◆ TASK DETAILS: The data below is to be returned in full and exactly.

——

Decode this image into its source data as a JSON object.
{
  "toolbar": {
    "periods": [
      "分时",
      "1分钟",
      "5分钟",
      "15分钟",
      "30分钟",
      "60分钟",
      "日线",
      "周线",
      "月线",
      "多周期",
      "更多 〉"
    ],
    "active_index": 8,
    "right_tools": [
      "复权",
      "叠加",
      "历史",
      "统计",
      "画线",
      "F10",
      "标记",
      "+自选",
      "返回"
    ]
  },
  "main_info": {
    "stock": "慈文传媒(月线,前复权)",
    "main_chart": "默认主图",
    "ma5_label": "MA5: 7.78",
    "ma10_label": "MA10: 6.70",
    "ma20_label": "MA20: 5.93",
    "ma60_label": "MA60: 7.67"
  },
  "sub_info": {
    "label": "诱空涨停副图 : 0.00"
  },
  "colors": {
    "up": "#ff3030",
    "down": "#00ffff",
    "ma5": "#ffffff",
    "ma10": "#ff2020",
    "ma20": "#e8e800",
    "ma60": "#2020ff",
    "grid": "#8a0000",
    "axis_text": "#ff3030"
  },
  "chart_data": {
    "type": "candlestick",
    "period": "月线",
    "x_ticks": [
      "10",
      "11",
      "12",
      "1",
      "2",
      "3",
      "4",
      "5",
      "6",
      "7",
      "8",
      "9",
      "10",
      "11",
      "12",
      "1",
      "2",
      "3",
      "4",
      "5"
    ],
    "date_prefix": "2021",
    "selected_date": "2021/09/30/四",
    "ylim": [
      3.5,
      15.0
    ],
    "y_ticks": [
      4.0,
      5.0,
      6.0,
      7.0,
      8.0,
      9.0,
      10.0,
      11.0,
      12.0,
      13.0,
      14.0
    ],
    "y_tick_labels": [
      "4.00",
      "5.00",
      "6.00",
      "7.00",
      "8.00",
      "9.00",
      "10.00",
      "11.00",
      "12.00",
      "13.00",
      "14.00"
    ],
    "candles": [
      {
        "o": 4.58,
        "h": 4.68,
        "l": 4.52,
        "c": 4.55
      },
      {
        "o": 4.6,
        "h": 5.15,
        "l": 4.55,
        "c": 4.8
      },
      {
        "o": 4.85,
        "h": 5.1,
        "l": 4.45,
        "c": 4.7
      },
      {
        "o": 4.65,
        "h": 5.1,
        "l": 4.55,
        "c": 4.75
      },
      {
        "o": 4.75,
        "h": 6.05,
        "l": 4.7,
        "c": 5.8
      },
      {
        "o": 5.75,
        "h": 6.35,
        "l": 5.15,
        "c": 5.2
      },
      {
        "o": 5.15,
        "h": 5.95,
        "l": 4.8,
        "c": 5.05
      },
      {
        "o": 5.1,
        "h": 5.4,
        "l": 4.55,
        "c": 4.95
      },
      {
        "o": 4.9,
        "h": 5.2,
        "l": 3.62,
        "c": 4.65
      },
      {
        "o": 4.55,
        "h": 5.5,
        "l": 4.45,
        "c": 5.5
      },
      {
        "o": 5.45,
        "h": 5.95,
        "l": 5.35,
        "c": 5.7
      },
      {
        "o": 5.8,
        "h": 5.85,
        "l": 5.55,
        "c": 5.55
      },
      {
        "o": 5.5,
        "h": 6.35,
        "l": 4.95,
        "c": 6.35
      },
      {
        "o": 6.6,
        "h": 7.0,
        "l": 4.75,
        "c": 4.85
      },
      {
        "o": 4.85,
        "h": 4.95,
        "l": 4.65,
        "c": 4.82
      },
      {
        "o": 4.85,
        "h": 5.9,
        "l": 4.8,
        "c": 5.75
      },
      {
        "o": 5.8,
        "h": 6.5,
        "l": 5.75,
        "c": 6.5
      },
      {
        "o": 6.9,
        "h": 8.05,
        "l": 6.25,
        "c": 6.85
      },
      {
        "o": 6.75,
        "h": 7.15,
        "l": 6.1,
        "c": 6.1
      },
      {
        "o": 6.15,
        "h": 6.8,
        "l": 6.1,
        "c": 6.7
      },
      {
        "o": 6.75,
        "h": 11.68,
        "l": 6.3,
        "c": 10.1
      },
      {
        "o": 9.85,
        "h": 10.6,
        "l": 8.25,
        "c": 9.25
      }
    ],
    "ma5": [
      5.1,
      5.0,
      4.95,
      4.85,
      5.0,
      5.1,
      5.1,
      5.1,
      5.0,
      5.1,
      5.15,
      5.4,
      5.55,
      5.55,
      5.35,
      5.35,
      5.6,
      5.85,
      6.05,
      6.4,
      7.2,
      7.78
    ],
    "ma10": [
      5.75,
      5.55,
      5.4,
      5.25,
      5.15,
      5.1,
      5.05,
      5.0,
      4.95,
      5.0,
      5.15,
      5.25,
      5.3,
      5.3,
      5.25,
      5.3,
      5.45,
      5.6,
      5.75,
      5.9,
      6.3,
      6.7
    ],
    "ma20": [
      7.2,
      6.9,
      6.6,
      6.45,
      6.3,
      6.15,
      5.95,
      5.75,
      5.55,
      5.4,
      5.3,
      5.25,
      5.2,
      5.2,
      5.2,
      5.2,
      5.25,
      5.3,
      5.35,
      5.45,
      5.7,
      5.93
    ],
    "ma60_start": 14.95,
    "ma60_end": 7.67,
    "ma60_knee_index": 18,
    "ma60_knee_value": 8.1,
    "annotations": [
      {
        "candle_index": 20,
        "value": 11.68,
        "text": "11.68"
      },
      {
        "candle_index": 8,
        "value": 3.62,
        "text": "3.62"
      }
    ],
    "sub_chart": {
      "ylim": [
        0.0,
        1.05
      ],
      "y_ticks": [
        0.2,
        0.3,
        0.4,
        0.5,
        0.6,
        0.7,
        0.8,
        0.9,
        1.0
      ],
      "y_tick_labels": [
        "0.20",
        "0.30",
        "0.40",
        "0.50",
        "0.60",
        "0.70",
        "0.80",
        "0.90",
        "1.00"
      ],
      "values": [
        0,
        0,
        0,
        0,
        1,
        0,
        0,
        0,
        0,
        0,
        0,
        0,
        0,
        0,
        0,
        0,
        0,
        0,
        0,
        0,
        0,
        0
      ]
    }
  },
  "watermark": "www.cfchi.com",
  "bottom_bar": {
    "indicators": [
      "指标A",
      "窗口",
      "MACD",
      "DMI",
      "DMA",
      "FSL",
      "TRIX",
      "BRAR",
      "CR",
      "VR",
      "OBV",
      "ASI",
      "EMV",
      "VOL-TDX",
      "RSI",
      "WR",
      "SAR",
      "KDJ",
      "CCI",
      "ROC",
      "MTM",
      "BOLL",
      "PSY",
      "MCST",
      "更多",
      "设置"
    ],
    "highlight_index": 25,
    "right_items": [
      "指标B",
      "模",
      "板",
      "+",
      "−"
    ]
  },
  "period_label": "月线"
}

——

◆ OUTPUT FOR THIS TASK:
Decode this image into its source data as a JSON object.
{
  "toolbar": {
    "periods": [
      "分时",
      "1分钟",
      "5分钟",
      "15分钟",
      "30分钟",
      "60分钟",
      "日线",
      "周线",
      "月线",
      "多周期",
      "更多 〉"
    ],
    "active_index": 8,
    "right_tools": [
      "复权",
      "叠加",
      "历史",
      "统计",
      "画线",
      "F10",
      "标记",
      "+自选",
      "返回"
    ]
  },
  "main_info": {
    "stock": "慈文传媒(月线,前复权)",
    "main_chart": "默认主图",
    "ma5_label": "MA5: 7.78",
    "ma10_label": "MA10: 6.70",
    "ma20_label": "MA20: 5.93",
    "ma60_label": "MA60: 7.67"
  },
  "sub_info": {
    "label": "诱空涨停副图 : 0.00"
  },
  "colors": {
    "up": "#ff3030",
    "down": "#00ffff",
    "ma5": "#ffffff",
    "ma10": "#ff2020",
    "ma20": "#e8e800",
    "ma60": "#2020ff",
    "grid": "#8a0000",
    "axis_text": "#ff3030"
  },
  "chart_data": {
    "type": "candlestick",
    "period": "月线",
    "x_ticks": [
      "10",
      "11",
      "12",
      "1",
      "2",
      "3",
      "4",
      "5",
      "6",
      "7",
      "8",
      "9",
      "10",
      "11",
      "12",
      "1",
      "2",
      "3",
      "4",
      "5"
    ],
    "date_prefix": "2021",
    "selected_date": "2021/09/30/四",
    "ylim": [
      3.5,
      15.0
    ],
    "y_ticks": [
      4.0,
      5.0,
      6.0,
      7.0,
      8.0,
      9.0,
      10.0,
      11.0,
      12.0,
      13.0,
      14.0
    ],
    "y_tick_labels": [
      "4.00",
      "5.00",
      "6.00",
      "7.00",
      "8.00",
      "9.00",
      "10.00",
      "11.00",
      "12.00",
      "13.00",
      "14.00"
    ],
    "candles": [
      {
        "o": 4.58,
        "h": 4.68,
        "l": 4.52,
        "c": 4.55
      },
      {
        "o": 4.6,
        "h": 5.15,
        "l": 4.55,
        "c": 4.8
      },
      {
        "o": 4.85,
        "h": 5.1,
        "l": 4.45,
        "c": 4.7
      },
      {
        "o": 4.65,
        "h": 5.1,
        "l": 4.55,
        "c": 4.75
      },
      {
        "o": 4.75,
        "h": 6.05,
        "l": 4.7,
        "c": 5.8
      },
      {
        "o": 5.75,
        "h": 6.35,
        "l": 5.15,
        "c": 5.2
      },
      {
        "o": 5.15,
        "h": 5.95,
        "l": 4.8,
        "c": 5.05
      },
      {
        "o": 5.1,
        "h": 5.4,
        "l": 4.55,
        "c": 4.95
      },
      {
        "o": 4.9,
        "h": 5.2,
        "l": 3.62,
        "c": 4.65
      },
      {
        "o": 4.55,
        "h": 5.5,
        "l": 4.45,
        "c": 5.5
      },
      {
        "o": 5.45,
        "h": 5.95,
        "l": 5.35,
        "c": 5.7
      },
      {
        "o": 5.8,
        "h": 5.85,
        "l": 5.55,
        "c": 5.55
      },
      {
        "o": 5.5,
        "h": 6.35,
        "l": 4.95,
        "c": 6.35
      },
      {
        "o": 6.6,
        "h": 7.0,
        "l": 4.75,
        "c": 4.85
      },
      {
        "o": 4.85,
        "h": 4.95,
        "l": 4.65,
        "c": 4.82
      },
      {
        "o": 4.85,
        "h": 5.9,
        "l": 4.8,
        "c": 5.75
      },
      {
        "o": 5.8,
        "h": 6.5,
        "l": 5.75,
        "c": 6.5
      },
      {
        "o": 6.9,
        "h": 8.05,
        "l": 6.25,
        "c": 6.85
      },
      {
        "o": 6.75,
        "h": 7.15,
        "l": 6.1,
        "c": 6.1
      },
      {
        "o": 6.15,
        "h": 6.8,
        "l": 6.1,
        "c": 6.7
      },
      {
        "o": 6.75,
        "h": 11.68,
        "l": 6.3,
        "c": 10.1
      },
      {
        "o": 9.85,
        "h": 10.6,
        "l": 8.25,
        "c": 9.25
      }
    ],
    "ma5": [
      5.1,
      5.0,
      4.95,
      4.85,
      5.0,
      5.1,
      5.1,
      5.1,
      5.0,
      5.1,
      5.15,
      5.4,
      5.55,
      5.55,
      5.35,
      5.35,
      5.6,
      5.85,
      6.05,
      6.4,
      7.2,
      7.78
    ],
    "ma10": [
      5.75,
      5.55,
      5.4,
      5.25,
      5.15,
      5.1,
      5.05,
      5.0,
      4.95,
      5.0,
      5.15,
      5.25,
      5.3,
      5.3,
      5.25,
      5.3,
      5.45,
      5.6,
      5.75,
      5.9,
      6.3,
      6.7
    ],
    "ma20": [
      7.2,
      6.9,
      6.6,
      6.45,
      6.3,
      6.15,
      5.95,
      5.75,
      5.55,
      5.4,
      5.3,
      5.25,
      5.2,
      5.2,
      5.2,
      5.2,
      5.25,
      5.3,
      5.35,
      5.45,
      5.7,
      5.93
    ],
    "ma60_start": 14.95,
    "ma60_end": 7.67,
    "ma60_knee_index": 18,
    "ma60_knee_value": 8.1,
    "annotations": [
      {
        "candle_index": 20,
        "value": 11.68,
        "text": "11.68"
      },
      {
        "candle_index": 8,
        "value": 3.62,
        "text": "3.62"
      }
    ],
    "sub_chart": {
      "ylim": [
        0.0,
        1.05
      ],
      "y_ticks": [
        0.2,
        0.3,
        0.4,
        0.5,
        0.6,
        0.7,
        0.8,
        0.9,
        1.0
      ],
      "y_tick_labels": [
        "0.20",
        "0.30",
        "0.40",
        "0.50",
        "0.60",
        "0.70",
        "0.80",
        "0.90",
        "1.00"
      ],
      "values": [
        0,
        0,
        0,
        0,
        1,
        0,
        0,
        0,
        0,
        0,
        0,
        0,
        0,
        0,
        0,
        0,
        0,
        0,
        0,
        0,
        0,
        0
      ]
    }
  },
  "watermark": "www.cfchi.com",
  "bottom_bar": {
    "indicators": [
      "指标A",
      "窗口",
      "MACD",
      "DMI",
      "DMA",
      "FSL",
      "TRIX",
      "BRAR",
      "CR",
      "VR",
      "OBV",
      "ASI",
      "EMV",
      "VOL-TDX",
      "RSI",
      "WR",
      "SAR",
      "KDJ",
      "CCI",
      "ROC",
      "MTM",
      "BOLL",
      "PSY",
      "MCST",
      "更多",
      "设置"
    ],
    "highlight_index": 25,
    "right_items": [
      "指标B",
      "模",
      "板",
      "+",
      "−"
    ]
  },
  "period_label": "月线"
}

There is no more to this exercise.